* _DATA SHOWN_:

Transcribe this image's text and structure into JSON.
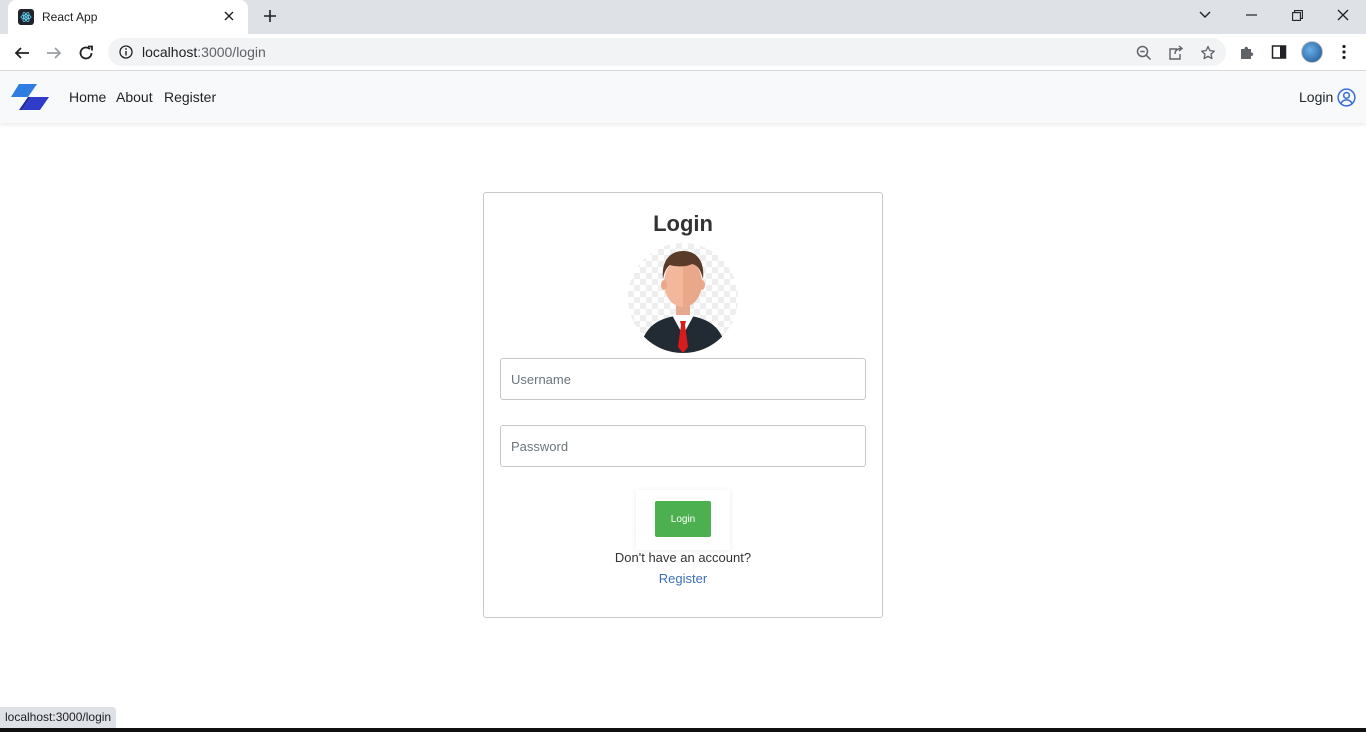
{
  "browser": {
    "tab_title": "React App",
    "url_host": "localhost",
    "url_path": ":3000/login",
    "status_url": "localhost:3000/login",
    "icons": [
      "react-favicon",
      "close-icon",
      "plus-icon",
      "chevron-down-icon",
      "minimize-icon",
      "restore-icon",
      "close-window-icon",
      "back-icon",
      "forward-icon",
      "reload-icon",
      "info-icon",
      "zoom-icon",
      "share-icon",
      "star-icon",
      "extensions-icon",
      "sidepanel-icon",
      "profile-avatar",
      "menu-icon"
    ]
  },
  "navbar": {
    "links": [
      "Home",
      "About",
      "Register"
    ],
    "login_label": "Login",
    "icons": [
      "brand-logo",
      "user-circle-icon"
    ]
  },
  "login_card": {
    "title": "Login",
    "username_placeholder": "Username",
    "password_placeholder": "Password",
    "submit_label": "Login",
    "no_account_text": "Don't have an account?",
    "register_link": "Register"
  },
  "colors": {
    "button_green": "#4caf50",
    "link_blue": "#3d6fb6",
    "brand_blue": "#2f3cc9"
  }
}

* _TASK GOAL_:
Every entry must be transcribed exactly. Pictures do not belong in the copy.

* _REPLY TO THE EXERCISE_:
Transcribe this image's text and structure into JSON.
{
  "browser": {
    "tab_title": "React App",
    "url_host": "localhost",
    "url_path": ":3000/login",
    "status_url": "localhost:3000/login",
    "icons": [
      "react-favicon",
      "close-icon",
      "plus-icon",
      "chevron-down-icon",
      "minimize-icon",
      "restore-icon",
      "close-window-icon",
      "back-icon",
      "forward-icon",
      "reload-icon",
      "info-icon",
      "zoom-icon",
      "share-icon",
      "star-icon",
      "extensions-icon",
      "sidepanel-icon",
      "profile-avatar",
      "menu-icon"
    ]
  },
  "navbar": {
    "links": [
      "Home",
      "About",
      "Register"
    ],
    "login_label": "Login",
    "icons": [
      "brand-logo",
      "user-circle-icon"
    ]
  },
  "login_card": {
    "title": "Login",
    "username_placeholder": "Username",
    "password_placeholder": "Password",
    "submit_label": "Login",
    "no_account_text": "Don't have an account?",
    "register_link": "Register"
  },
  "colors": {
    "button_green": "#4caf50",
    "link_blue": "#3d6fb6",
    "brand_blue": "#2f3cc9"
  }
}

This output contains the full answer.